*CHALLENGE*. Copy every line that contains the string "профилактика" from the entries below.

*INFORMATION GIVEN*.
+ + + + + + +

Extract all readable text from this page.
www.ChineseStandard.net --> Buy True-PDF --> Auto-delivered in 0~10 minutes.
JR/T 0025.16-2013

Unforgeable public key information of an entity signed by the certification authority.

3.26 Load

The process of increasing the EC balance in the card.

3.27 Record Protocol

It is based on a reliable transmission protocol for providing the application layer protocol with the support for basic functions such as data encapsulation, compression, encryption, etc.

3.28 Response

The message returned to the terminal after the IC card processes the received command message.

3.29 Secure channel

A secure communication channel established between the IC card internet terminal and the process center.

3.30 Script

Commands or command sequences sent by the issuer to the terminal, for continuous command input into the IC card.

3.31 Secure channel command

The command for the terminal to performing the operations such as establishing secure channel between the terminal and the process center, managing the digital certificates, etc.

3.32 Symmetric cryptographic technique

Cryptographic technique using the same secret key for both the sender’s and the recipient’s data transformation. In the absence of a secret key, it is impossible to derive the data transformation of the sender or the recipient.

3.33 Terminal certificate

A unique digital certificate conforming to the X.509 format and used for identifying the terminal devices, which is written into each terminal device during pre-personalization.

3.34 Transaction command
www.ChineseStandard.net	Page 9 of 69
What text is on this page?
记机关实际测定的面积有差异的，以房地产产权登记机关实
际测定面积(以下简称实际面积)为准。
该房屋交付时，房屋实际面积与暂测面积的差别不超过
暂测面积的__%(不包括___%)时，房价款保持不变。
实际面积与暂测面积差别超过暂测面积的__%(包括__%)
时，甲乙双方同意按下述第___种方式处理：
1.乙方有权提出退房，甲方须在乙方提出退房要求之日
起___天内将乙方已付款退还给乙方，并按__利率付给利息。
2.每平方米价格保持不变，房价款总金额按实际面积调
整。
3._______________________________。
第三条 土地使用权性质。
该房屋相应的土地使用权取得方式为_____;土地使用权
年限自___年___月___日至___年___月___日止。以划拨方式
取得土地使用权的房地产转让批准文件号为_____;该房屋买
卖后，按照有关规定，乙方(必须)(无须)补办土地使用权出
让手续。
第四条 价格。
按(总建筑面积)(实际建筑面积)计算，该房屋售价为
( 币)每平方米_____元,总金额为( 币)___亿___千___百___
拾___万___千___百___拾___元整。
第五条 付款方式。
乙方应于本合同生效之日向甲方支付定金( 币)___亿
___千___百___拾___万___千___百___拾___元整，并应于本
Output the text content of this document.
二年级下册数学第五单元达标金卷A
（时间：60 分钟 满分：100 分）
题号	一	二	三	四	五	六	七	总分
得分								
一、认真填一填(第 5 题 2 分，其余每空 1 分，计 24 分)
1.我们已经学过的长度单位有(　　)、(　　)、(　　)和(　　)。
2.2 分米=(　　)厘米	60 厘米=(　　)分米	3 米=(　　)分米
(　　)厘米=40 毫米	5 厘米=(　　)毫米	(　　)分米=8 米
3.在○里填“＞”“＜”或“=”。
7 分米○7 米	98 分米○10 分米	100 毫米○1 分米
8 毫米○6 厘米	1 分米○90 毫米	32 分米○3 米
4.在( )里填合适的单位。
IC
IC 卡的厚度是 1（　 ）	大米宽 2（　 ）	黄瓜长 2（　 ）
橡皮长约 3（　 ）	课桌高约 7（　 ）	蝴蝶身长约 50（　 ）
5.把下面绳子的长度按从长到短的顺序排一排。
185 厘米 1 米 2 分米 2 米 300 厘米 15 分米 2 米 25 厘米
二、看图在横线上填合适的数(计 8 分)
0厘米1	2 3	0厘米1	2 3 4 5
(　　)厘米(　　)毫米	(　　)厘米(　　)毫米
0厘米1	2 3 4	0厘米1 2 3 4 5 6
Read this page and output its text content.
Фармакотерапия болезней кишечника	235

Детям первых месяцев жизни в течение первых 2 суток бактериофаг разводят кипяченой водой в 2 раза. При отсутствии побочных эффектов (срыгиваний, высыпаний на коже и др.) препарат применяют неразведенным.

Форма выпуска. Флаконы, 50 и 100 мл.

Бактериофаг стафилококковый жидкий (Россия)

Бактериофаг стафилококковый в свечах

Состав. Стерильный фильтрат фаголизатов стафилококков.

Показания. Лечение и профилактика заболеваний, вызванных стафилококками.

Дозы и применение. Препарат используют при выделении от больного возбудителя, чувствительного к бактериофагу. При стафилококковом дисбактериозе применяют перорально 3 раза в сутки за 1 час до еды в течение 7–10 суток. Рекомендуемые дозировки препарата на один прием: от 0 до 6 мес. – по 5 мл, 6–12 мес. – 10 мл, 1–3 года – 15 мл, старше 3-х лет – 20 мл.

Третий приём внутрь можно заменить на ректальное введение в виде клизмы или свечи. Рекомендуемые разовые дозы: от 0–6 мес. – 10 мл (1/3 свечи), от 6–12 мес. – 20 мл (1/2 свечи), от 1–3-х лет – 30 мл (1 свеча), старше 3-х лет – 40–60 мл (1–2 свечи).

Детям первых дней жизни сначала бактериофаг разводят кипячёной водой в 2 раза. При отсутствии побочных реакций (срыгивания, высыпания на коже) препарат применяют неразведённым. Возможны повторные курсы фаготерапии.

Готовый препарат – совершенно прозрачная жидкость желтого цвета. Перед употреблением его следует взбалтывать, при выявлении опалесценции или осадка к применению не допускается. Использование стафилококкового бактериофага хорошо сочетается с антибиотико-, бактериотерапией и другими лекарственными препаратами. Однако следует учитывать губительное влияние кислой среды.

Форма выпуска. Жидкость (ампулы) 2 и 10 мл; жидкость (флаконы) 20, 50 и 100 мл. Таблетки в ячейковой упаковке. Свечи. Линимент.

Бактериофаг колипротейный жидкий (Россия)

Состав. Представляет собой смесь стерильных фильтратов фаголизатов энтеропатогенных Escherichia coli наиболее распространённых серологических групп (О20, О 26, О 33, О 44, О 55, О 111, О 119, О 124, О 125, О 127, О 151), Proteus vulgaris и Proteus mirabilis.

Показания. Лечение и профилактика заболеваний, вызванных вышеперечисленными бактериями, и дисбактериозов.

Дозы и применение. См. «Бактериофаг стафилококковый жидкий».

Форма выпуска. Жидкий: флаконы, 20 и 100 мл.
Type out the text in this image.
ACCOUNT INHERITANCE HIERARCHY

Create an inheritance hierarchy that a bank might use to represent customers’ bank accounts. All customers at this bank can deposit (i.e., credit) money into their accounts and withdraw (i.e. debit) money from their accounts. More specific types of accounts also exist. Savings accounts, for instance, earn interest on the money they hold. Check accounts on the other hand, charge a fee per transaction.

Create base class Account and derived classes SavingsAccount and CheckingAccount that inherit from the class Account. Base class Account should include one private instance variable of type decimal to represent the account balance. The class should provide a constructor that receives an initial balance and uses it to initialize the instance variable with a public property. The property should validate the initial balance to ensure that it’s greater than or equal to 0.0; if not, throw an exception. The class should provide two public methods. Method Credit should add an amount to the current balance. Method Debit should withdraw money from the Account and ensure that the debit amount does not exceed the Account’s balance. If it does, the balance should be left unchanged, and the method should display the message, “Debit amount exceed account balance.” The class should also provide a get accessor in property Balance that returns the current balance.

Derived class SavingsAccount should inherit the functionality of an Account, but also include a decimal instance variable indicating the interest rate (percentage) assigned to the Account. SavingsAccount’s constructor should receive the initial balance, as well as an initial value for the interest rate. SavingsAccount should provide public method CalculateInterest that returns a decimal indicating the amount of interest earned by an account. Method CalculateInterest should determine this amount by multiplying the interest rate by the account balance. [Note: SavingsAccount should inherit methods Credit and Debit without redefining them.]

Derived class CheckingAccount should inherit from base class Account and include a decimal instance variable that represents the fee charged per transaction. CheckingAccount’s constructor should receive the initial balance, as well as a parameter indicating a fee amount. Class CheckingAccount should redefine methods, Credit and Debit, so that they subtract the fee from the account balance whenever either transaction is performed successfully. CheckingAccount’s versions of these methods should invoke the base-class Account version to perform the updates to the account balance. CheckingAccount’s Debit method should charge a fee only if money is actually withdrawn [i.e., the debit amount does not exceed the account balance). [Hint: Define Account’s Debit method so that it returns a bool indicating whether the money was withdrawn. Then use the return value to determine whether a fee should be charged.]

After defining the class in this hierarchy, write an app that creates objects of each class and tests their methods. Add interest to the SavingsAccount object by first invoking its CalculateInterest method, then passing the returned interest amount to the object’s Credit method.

+ + + + + + +

*COMPLETED EXERCISE*.
Показания. Лечение и профилактика заболеваний, вызванных стафилококками.
Показания. Лечение и профилактика заболеваний, вызванных вышеперечисленными бактериями, и дисбактериозов.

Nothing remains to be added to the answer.